Each entry has to be copied exactly, with nothing missed.

> [Collected data]:
● ● ●

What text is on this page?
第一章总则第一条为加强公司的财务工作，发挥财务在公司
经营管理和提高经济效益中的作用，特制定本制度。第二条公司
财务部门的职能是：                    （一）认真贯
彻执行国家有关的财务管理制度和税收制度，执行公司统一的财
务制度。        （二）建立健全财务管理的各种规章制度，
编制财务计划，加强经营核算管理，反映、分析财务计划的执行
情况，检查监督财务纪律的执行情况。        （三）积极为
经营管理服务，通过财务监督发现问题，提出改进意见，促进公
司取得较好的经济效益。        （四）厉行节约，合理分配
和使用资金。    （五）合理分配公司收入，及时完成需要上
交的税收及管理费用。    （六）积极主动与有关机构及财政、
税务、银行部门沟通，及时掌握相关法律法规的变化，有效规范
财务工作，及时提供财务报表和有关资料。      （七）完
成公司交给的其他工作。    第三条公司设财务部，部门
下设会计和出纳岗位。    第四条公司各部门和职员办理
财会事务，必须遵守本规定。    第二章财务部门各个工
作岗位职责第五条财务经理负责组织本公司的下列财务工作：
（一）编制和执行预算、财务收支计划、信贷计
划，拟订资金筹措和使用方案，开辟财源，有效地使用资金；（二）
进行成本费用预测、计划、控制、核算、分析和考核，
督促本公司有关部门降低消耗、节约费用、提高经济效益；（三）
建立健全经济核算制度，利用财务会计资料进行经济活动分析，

● ● ●

> [Exercise output]:
What text is on this page?
第一章总则第一条为加强公司的财务工作，发挥财务在公司
经营管理和提高经济效益中的作用，特制定本制度。第二条公司
财务部门的职能是：                    （一）认真贯
彻执行国家有关的财务管理制度和税收制度，执行公司统一的财
务制度。        （二）建立健全财务管理的各种规章制度，
编制财务计划，加强经营核算管理，反映、分析财务计划的执行
情况，检查监督财务纪律的执行情况。        （三）积极为
经营管理服务，通过财务监督发现问题，提出改进意见，促进公
司取得较好的经济效益。        （四）厉行节约，合理分配
和使用资金。    （五）合理分配公司收入，及时完成需要上
交的税收及管理费用。    （六）积极主动与有关机构及财政、
税务、银行部门沟通，及时掌握相关法律法规的变化，有效规范
财务工作，及时提供财务报表和有关资料。      （七）完
成公司交给的其他工作。    第三条公司设财务部，部门
下设会计和出纳岗位。    第四条公司各部门和职员办理
财会事务，必须遵守本规定。    第二章财务部门各个工
作岗位职责第五条财务经理负责组织本公司的下列财务工作：
（一）编制和执行预算、财务收支计划、信贷计
划，拟订资金筹措和使用方案，开辟财源，有效地使用资金；（二）
进行成本费用预测、计划、控制、核算、分析和考核，
督促本公司有关部门降低消耗、节约费用、提高经济效益；（三）
建立健全经济核算制度，利用财务会计资料进行经济活动分析，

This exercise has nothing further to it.